▸ WRITTEN INSTRUCTION
Copy out the entries in full and with complete accuracy; pictures are excluded.

[Start of DATA FOR PROCESSING]

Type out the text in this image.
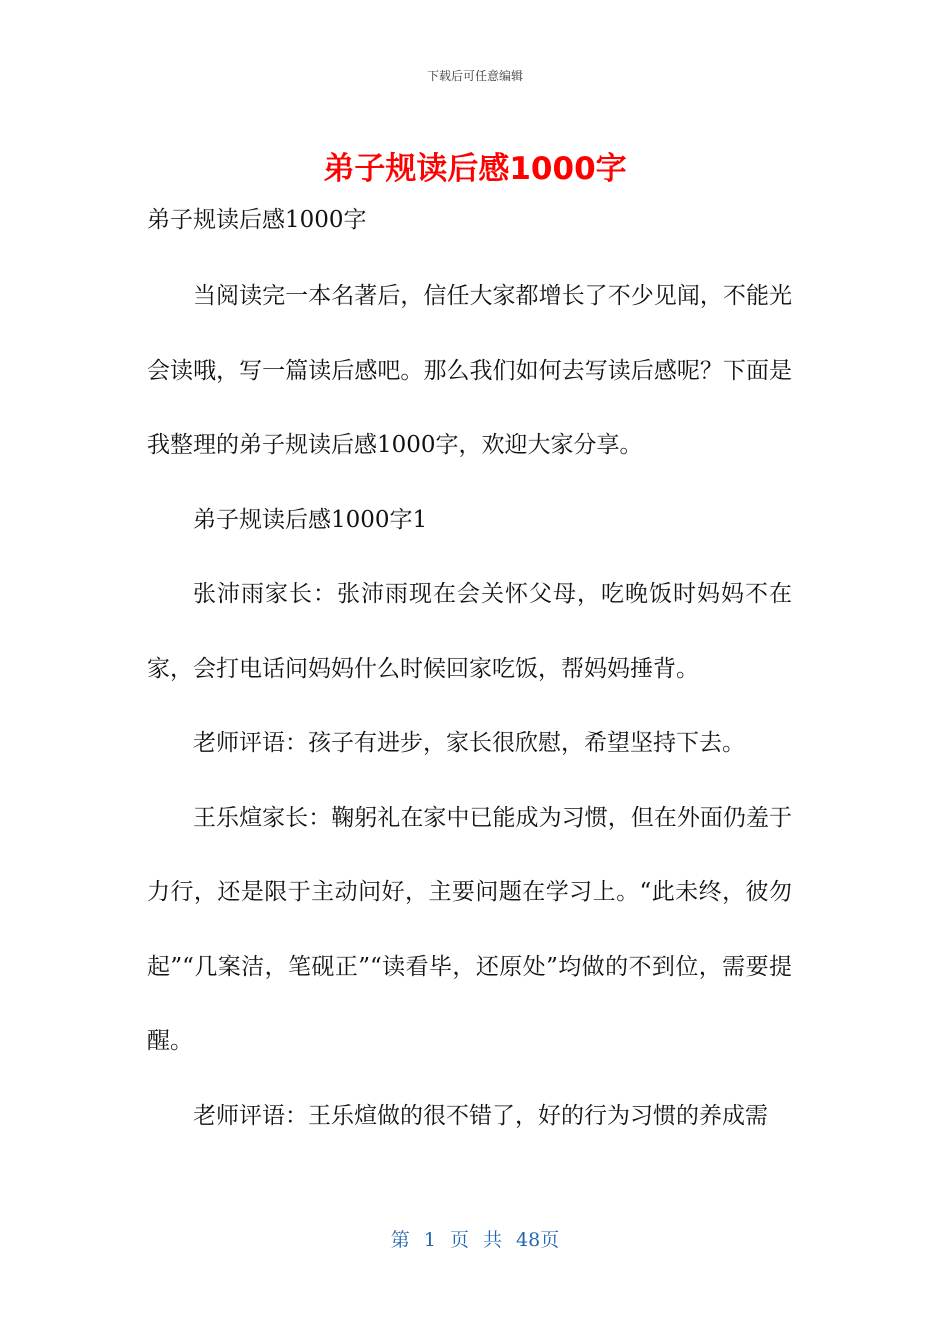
下载后可任意编辑
弟子规读后感1000字

弟子规读后感1000字

当阅读完一本名著后，信任大家都增长了不少见闻，不能光会读哦，写一篇读后感吧。那么我们如何去写读后感呢？下面是我整理的弟子规读后感1000字，欢迎大家分享。

弟子规读后感1000字1

张沛雨家长：张沛雨现在会关怀父母，吃晚饭时妈妈不在家，会打电话问妈妈什么时候回家吃饭，帮妈妈捶背。

老师评语：孩子有进步，家长很欣慰，希望坚持下去。

王乐煊家长：鞠躬礼在家中已能成为习惯，但在外面仍羞于力行，还是限于主动问好，主要问题在学习上。“此未终，彼勿起”“几案洁，笔砚正”“读看毕，还原处”均做的不到位，需要提醒。

老师评语：王乐煊做的很不错了，好的行为习惯的养成需

第 1 页 共 48页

[End of DATA FOR PROCESSING]

▸ SOLVED PROBLEM
Type out the text in this image.
下载后可任意编辑
弟子规读后感1000字

弟子规读后感1000字

当阅读完一本名著后，信任大家都增长了不少见闻，不能光会读哦，写一篇读后感吧。那么我们如何去写读后感呢？下面是我整理的弟子规读后感1000字，欢迎大家分享。

弟子规读后感1000字1

张沛雨家长：张沛雨现在会关怀父母，吃晚饭时妈妈不在家，会打电话问妈妈什么时候回家吃饭，帮妈妈捶背。

老师评语：孩子有进步，家长很欣慰，希望坚持下去。

王乐煊家长：鞠躬礼在家中已能成为习惯，但在外面仍羞于力行，还是限于主动问好，主要问题在学习上。“此未终，彼勿起”“几案洁，笔砚正”“读看毕，还原处”均做的不到位，需要提醒。

老师评语：王乐煊做的很不错了，好的行为习惯的养成需

第 1 页 共 48页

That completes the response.